begin EXERCISE INPUTS

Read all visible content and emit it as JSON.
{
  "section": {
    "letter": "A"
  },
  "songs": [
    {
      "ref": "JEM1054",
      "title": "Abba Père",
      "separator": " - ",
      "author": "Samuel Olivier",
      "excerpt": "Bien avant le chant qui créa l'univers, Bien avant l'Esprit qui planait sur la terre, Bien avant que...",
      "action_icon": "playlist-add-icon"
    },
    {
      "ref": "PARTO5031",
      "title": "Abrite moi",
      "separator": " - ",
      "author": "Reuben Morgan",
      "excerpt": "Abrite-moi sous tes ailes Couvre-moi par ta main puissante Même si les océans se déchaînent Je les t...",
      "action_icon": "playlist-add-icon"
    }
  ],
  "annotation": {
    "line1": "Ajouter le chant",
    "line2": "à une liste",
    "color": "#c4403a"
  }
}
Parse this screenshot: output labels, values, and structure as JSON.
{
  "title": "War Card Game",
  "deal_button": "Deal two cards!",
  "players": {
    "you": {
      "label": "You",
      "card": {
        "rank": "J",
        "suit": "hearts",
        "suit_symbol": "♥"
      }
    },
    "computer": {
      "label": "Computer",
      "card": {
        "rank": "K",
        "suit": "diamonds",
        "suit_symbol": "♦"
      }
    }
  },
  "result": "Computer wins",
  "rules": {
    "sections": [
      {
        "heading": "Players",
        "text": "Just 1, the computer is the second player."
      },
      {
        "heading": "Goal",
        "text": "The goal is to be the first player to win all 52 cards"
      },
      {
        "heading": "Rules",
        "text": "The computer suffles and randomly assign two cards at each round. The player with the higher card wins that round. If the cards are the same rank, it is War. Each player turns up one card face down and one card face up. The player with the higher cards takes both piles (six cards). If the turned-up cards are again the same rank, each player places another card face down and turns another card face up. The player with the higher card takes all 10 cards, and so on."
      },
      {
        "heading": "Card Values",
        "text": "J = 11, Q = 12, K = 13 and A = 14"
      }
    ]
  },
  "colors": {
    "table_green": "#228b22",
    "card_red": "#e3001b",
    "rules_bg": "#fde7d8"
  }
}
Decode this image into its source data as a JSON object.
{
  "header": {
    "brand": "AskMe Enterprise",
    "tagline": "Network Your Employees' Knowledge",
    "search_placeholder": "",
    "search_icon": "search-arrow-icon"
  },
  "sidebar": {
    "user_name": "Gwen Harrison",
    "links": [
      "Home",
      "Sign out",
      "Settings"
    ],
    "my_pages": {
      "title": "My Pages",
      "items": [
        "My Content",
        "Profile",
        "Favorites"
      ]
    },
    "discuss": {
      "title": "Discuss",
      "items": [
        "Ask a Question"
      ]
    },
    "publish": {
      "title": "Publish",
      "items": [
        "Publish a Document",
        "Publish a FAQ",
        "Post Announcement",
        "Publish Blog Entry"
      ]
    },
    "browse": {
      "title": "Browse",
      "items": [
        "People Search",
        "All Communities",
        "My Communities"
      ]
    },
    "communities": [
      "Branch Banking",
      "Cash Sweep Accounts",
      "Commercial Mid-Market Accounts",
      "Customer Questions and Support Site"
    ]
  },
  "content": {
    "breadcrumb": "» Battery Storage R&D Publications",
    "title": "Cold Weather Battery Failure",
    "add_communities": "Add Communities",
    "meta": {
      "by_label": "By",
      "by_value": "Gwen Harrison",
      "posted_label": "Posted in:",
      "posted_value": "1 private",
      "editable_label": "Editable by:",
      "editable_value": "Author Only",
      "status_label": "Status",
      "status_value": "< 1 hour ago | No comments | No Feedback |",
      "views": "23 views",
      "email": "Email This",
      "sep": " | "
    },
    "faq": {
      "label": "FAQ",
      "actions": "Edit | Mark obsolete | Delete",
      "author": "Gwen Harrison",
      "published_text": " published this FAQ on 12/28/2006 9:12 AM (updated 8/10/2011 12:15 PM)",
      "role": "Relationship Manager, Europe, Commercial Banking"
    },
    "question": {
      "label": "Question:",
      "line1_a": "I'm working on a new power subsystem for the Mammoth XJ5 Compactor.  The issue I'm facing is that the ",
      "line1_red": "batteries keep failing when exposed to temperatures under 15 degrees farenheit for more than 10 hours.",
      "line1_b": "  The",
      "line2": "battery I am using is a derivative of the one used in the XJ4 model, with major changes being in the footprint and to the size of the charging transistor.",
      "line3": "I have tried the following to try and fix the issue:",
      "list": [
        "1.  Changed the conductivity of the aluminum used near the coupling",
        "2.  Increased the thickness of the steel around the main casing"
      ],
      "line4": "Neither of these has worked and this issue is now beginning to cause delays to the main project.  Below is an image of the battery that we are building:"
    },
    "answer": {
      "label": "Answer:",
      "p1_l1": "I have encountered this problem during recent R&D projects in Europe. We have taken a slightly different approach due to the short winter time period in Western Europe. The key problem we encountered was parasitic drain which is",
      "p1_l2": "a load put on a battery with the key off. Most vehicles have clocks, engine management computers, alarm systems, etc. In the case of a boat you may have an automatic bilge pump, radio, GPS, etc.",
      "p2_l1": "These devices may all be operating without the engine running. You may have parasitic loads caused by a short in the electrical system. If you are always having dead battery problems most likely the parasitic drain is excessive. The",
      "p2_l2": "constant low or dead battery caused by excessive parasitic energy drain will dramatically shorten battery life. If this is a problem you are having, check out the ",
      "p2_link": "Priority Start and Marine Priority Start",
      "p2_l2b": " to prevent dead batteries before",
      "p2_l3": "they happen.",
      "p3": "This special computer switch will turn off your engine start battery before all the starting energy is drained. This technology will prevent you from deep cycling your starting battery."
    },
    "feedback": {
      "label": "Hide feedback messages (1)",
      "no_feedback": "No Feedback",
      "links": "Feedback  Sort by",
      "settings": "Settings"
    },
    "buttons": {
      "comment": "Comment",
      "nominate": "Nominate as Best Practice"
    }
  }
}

end EXERCISE INPUTS

== STATED GOAL ==
Each line in the material above must be retyped without alteration.

== EXERCISE SOLUTION ==
Read all visible content and emit it as JSON.
{
  "section": {
    "letter": "A"
  },
  "songs": [
    {
      "ref": "JEM1054",
      "title": "Abba Père",
      "separator": " - ",
      "author": "Samuel Olivier",
      "excerpt": "Bien avant le chant qui créa l'univers, Bien avant l'Esprit qui planait sur la terre, Bien avant que...",
      "action_icon": "playlist-add-icon"
    },
    {
      "ref": "PARTO5031",
      "title": "Abrite moi",
      "separator": " - ",
      "author": "Reuben Morgan",
      "excerpt": "Abrite-moi sous tes ailes Couvre-moi par ta main puissante Même si les océans se déchaînent Je les t...",
      "action_icon": "playlist-add-icon"
    }
  ],
  "annotation": {
    "line1": "Ajouter le chant",
    "line2": "à une liste",
    "color": "#c4403a"
  }
}
Parse this screenshot: output labels, values, and structure as JSON.
{
  "title": "War Card Game",
  "deal_button": "Deal two cards!",
  "players": {
    "you": {
      "label": "You",
      "card": {
        "rank": "J",
        "suit": "hearts",
        "suit_symbol": "♥"
      }
    },
    "computer": {
      "label": "Computer",
      "card": {
        "rank": "K",
        "suit": "diamonds",
        "suit_symbol": "♦"
      }
    }
  },
  "result": "Computer wins",
  "rules": {
    "sections": [
      {
        "heading": "Players",
        "text": "Just 1, the computer is the second player."
      },
      {
        "heading": "Goal",
        "text": "The goal is to be the first player to win all 52 cards"
      },
      {
        "heading": "Rules",
        "text": "The computer suffles and randomly assign two cards at each round. The player with the higher card wins that round. If the cards are the same rank, it is War. Each player turns up one card face down and one card face up. The player with the higher cards takes both piles (six cards). If the turned-up cards are again the same rank, each player places another card face down and turns another card face up. The player with the higher card takes all 10 cards, and so on."
      },
      {
        "heading": "Card Values",
        "text": "J = 11, Q = 12, K = 13 and A = 14"
      }
    ]
  },
  "colors": {
    "table_green": "#228b22",
    "card_red": "#e3001b",
    "rules_bg": "#fde7d8"
  }
}
Decode this image into its source data as a JSON object.
{
  "header": {
    "brand": "AskMe Enterprise",
    "tagline": "Network Your Employees' Knowledge",
    "search_placeholder": "",
    "search_icon": "search-arrow-icon"
  },
  "sidebar": {
    "user_name": "Gwen Harrison",
    "links": [
      "Home",
      "Sign out",
      "Settings"
    ],
    "my_pages": {
      "title": "My Pages",
      "items": [
        "My Content",
        "Profile",
        "Favorites"
      ]
    },
    "discuss": {
      "title": "Discuss",
      "items": [
        "Ask a Question"
      ]
    },
    "publish": {
      "title": "Publish",
      "items": [
        "Publish a Document",
        "Publish a FAQ",
        "Post Announcement",
        "Publish Blog Entry"
      ]
    },
    "browse": {
      "title": "Browse",
      "items": [
        "People Search",
        "All Communities",
        "My Communities"
      ]
    },
    "communities": [
      "Branch Banking",
      "Cash Sweep Accounts",
      "Commercial Mid-Market Accounts",
      "Customer Questions and Support Site"
    ]
  },
  "content": {
    "breadcrumb": "» Battery Storage R&D Publications",
    "title": "Cold Weather Battery Failure",
    "add_communities": "Add Communities",
    "meta": {
      "by_label": "By",
      "by_value": "Gwen Harrison",
      "posted_label": "Posted in:",
      "posted_value": "1 private",
      "editable_label": "Editable by:",
      "editable_value": "Author Only",
      "status_label": "Status",
      "status_value": "< 1 hour ago | No comments | No Feedback |",
      "views": "23 views",
      "email": "Email This",
      "sep": " | "
    },
    "faq": {
      "label": "FAQ",
      "actions": "Edit | Mark obsolete | Delete",
      "author": "Gwen Harrison",
      "published_text": " published this FAQ on 12/28/2006 9:12 AM (updated 8/10/2011 12:15 PM)",
      "role": "Relationship Manager, Europe, Commercial Banking"
    },
    "question": {
      "label": "Question:",
      "line1_a": "I'm working on a new power subsystem for the Mammoth XJ5 Compactor.  The issue I'm facing is that the ",
      "line1_red": "batteries keep failing when exposed to temperatures under 15 degrees farenheit for more than 10 hours.",
      "line1_b": "  The",
      "line2": "battery I am using is a derivative of the one used in the XJ4 model, with major changes being in the footprint and to the size of the charging transistor.",
      "line3": "I have tried the following to try and fix the issue:",
      "list": [
        "1.  Changed the conductivity of the aluminum used near the coupling",
        "2.  Increased the thickness of the steel around the main casing"
      ],
      "line4": "Neither of these has worked and this issue is now beginning to cause delays to the main project.  Below is an image of the battery that we are building:"
    },
    "answer": {
      "label": "Answer:",
      "p1_l1": "I have encountered this problem during recent R&D projects in Europe. We have taken a slightly different approach due to the short winter time period in Western Europe. The key problem we encountered was parasitic drain which is",
      "p1_l2": "a load put on a battery with the key off. Most vehicles have clocks, engine management computers, alarm systems, etc. In the case of a boat you may have an automatic bilge pump, radio, GPS, etc.",
      "p2_l1": "These devices may all be operating without the engine running. You may have parasitic loads caused by a short in the electrical system. If you are always having dead battery problems most likely the parasitic drain is excessive. The",
      "p2_l2": "constant low or dead battery caused by excessive parasitic energy drain will dramatically shorten battery life. If this is a problem you are having, check out the ",
      "p2_link": "Priority Start and Marine Priority Start",
      "p2_l2b": " to prevent dead batteries before",
      "p2_l3": "they happen.",
      "p3": "This special computer switch will turn off your engine start battery before all the starting energy is drained. This technology will prevent you from deep cycling your starting battery."
    },
    "feedback": {
      "label": "Hide feedback messages (1)",
      "no_feedback": "No Feedback",
      "links": "Feedback  Sort by",
      "settings": "Settings"
    },
    "buttons": {
      "comment": "Comment",
      "nominate": "Nominate as Best Practice"
    }
  }
}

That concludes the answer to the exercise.